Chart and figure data
---
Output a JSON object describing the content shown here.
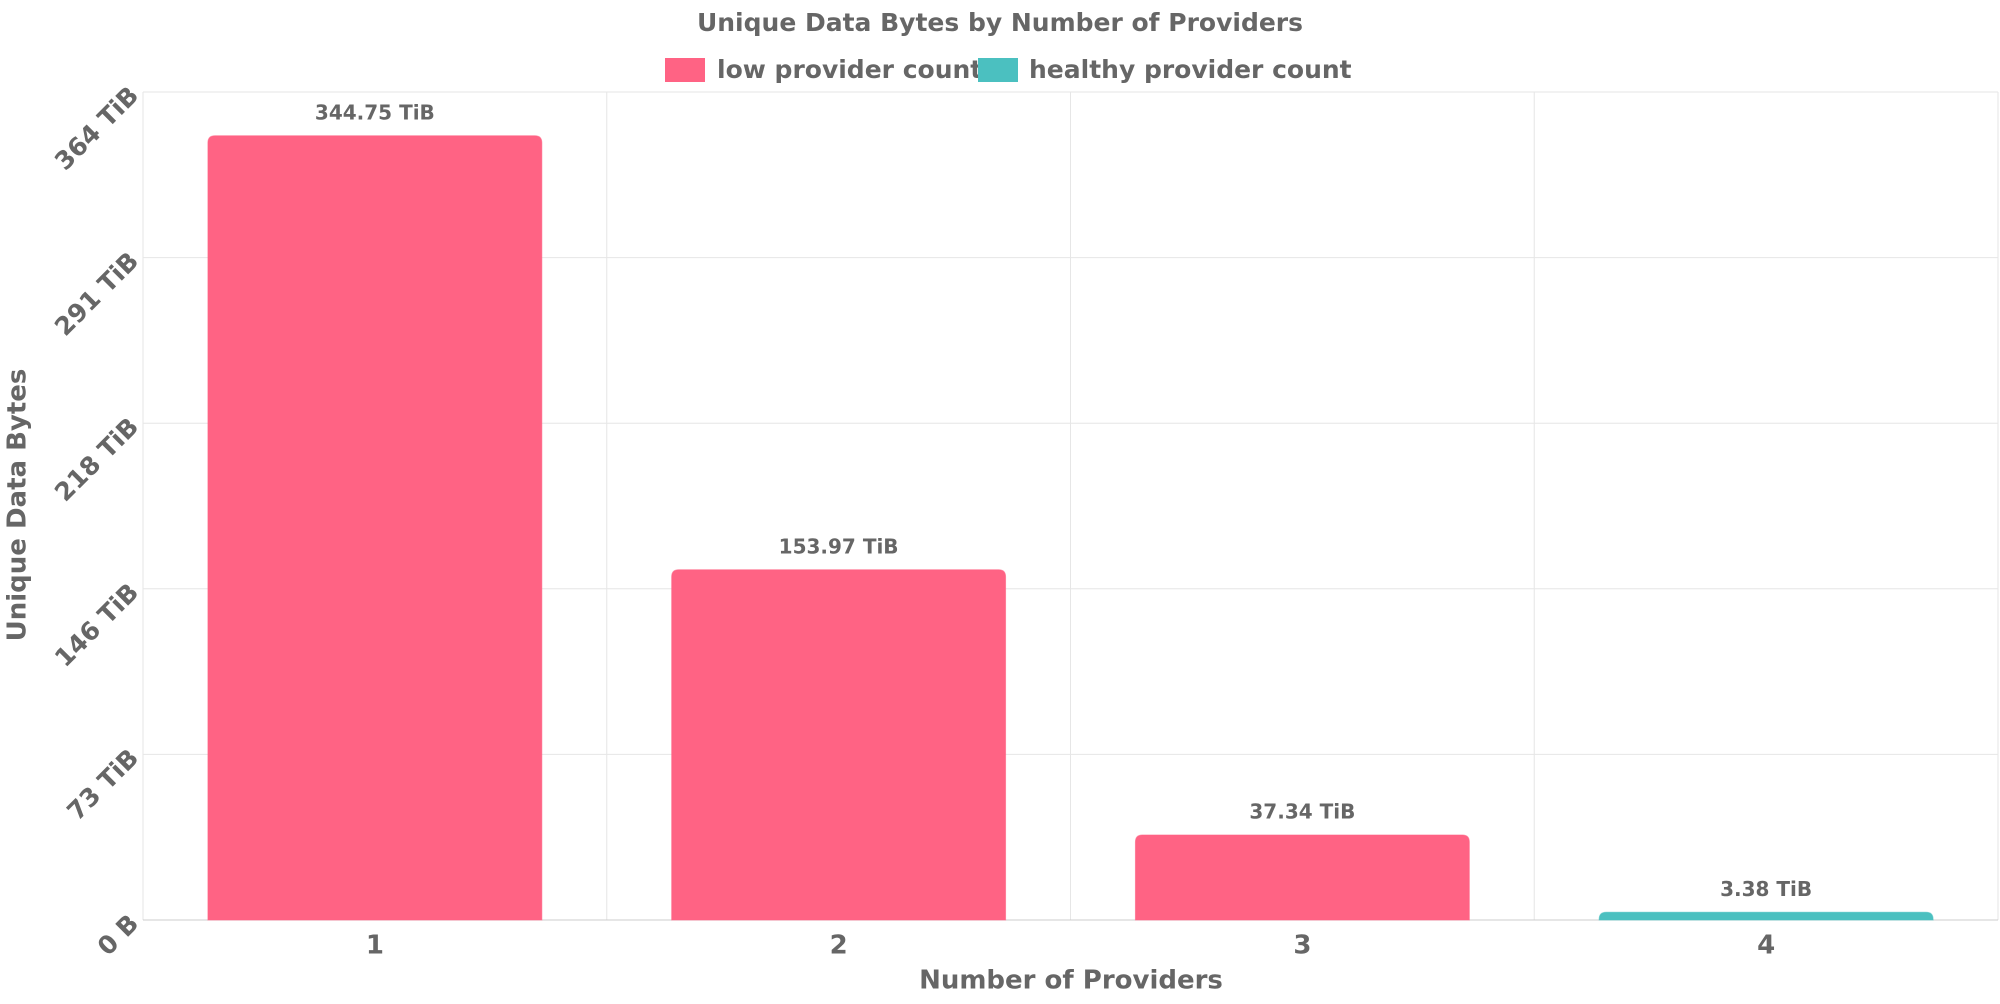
{
  "chart_data": {
    "type": "bar",
    "title": "Unique Data Bytes by Number of Providers",
    "x_label": "Number of Providers",
    "y_label": "Unique Data Bytes",
    "categories": [
      "1",
      "2",
      "3",
      "4"
    ],
    "series": [
      {
        "name": "low provider count",
        "color": "#ff6384",
        "values": [
          344.75,
          153.97,
          37.34,
          null
        ],
        "value_labels": [
          "344.75 TiB",
          "153.97 TiB",
          "37.34 TiB",
          null
        ]
      },
      {
        "name": "healthy provider count",
        "color": "#4bc0c0",
        "values": [
          null,
          null,
          null,
          3.38
        ],
        "value_labels": [
          null,
          null,
          null,
          "3.38 TiB"
        ]
      }
    ],
    "ylim": [
      0,
      364
    ],
    "yticks": [
      {
        "value": 0,
        "label": "0 B"
      },
      {
        "value": 72.8,
        "label": "73 TiB"
      },
      {
        "value": 145.6,
        "label": "146 TiB"
      },
      {
        "value": 218.4,
        "label": "218 TiB"
      },
      {
        "value": 291.2,
        "label": "291 TiB"
      },
      {
        "value": 364,
        "label": "364 TiB"
      }
    ],
    "grid": true,
    "legend": "top"
  }
}
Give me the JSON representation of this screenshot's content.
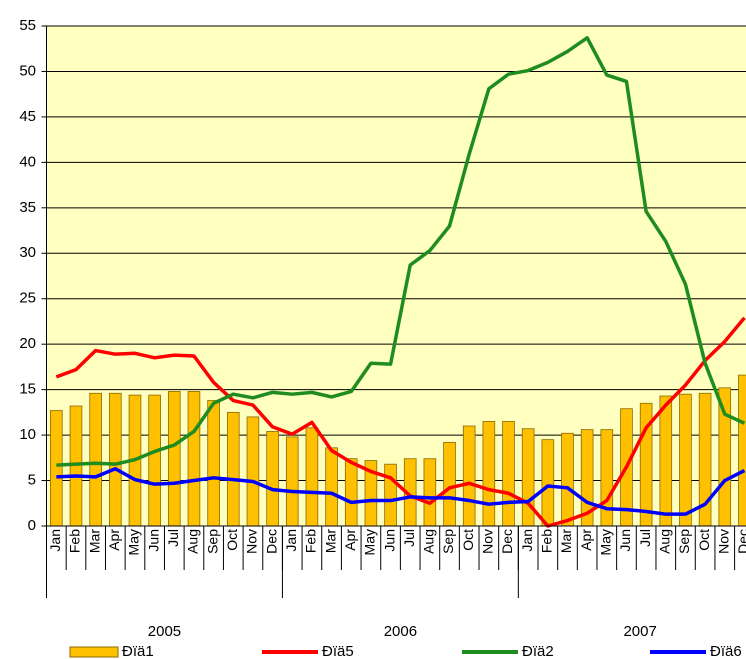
{
  "chart_data": {
    "type": "bar_line",
    "categories": [
      "Jan",
      "Feb",
      "Mar",
      "Apr",
      "May",
      "Jun",
      "Jul",
      "Aug",
      "Sep",
      "Oct",
      "Nov",
      "Dec",
      "Jan",
      "Feb",
      "Mar",
      "Apr",
      "May",
      "Jun",
      "Jul",
      "Aug",
      "Sep",
      "Oct",
      "Nov",
      "Dec",
      "Jan",
      "Feb",
      "Mar",
      "Apr",
      "May",
      "Jun",
      "Jul",
      "Aug",
      "Sep",
      "Oct",
      "Nov",
      "Dec"
    ],
    "groups": [
      "2005",
      "2006",
      "2007"
    ],
    "series": [
      {
        "name": "Ðïä1",
        "kind": "bar",
        "color": "#ffc000",
        "values": [
          12.7,
          13.2,
          14.6,
          14.6,
          14.4,
          14.4,
          14.8,
          14.8,
          13.8,
          12.5,
          12.0,
          10.4,
          9.8,
          10.8,
          8.6,
          7.4,
          7.2,
          6.8,
          7.4,
          7.4,
          9.2,
          11.0,
          11.5,
          11.5,
          10.7,
          9.5,
          10.2,
          10.6,
          10.6,
          12.9,
          13.5,
          14.3,
          14.5,
          14.6,
          15.2,
          16.6
        ]
      },
      {
        "name": "Ðïä5",
        "kind": "line",
        "color": "#ff0000",
        "values": [
          16.4,
          17.2,
          19.3,
          18.9,
          19.0,
          18.5,
          18.8,
          18.7,
          15.8,
          13.8,
          13.3,
          10.9,
          10.1,
          11.4,
          8.3,
          7.0,
          6.0,
          5.3,
          3.3,
          2.5,
          4.2,
          4.7,
          4.0,
          3.6,
          2.5,
          0.0,
          0.6,
          1.4,
          2.8,
          6.5,
          10.8,
          13.3,
          15.5,
          18.2,
          20.3,
          22.9
        ]
      },
      {
        "name": "Ðïä2",
        "kind": "line",
        "color": "#1f8c1f",
        "values": [
          6.7,
          6.8,
          6.9,
          6.8,
          7.3,
          8.2,
          8.9,
          10.4,
          13.5,
          14.5,
          14.1,
          14.7,
          14.5,
          14.7,
          14.2,
          14.8,
          17.9,
          17.8,
          28.7,
          30.3,
          33.0,
          40.9,
          48.1,
          49.7,
          50.1,
          51.0,
          52.2,
          53.7,
          49.6,
          48.9,
          34.6,
          31.3,
          26.6,
          17.9,
          12.3,
          11.3
        ]
      },
      {
        "name": "Ðïä6",
        "kind": "line",
        "color": "#0000ff",
        "values": [
          5.4,
          5.5,
          5.4,
          6.3,
          5.1,
          4.6,
          4.7,
          5.0,
          5.3,
          5.1,
          4.9,
          4.0,
          3.8,
          3.7,
          3.6,
          2.6,
          2.8,
          2.8,
          3.2,
          3.1,
          3.1,
          2.8,
          2.4,
          2.6,
          2.7,
          4.4,
          4.2,
          2.6,
          1.9,
          1.8,
          1.6,
          1.3,
          1.3,
          2.4,
          5.0,
          6.1
        ]
      }
    ],
    "ylim": [
      0,
      55
    ],
    "yticks": [
      0,
      5,
      10,
      15,
      20,
      25,
      30,
      35,
      40,
      45,
      50,
      55
    ],
    "grid": true
  }
}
---
__Short exercise__: Pick out each line above that includes "Number" and show it.

__Worked answer__:
    "title": "Unique Data Bytes by Number of Providers",
    "x_label": "Number of Providers",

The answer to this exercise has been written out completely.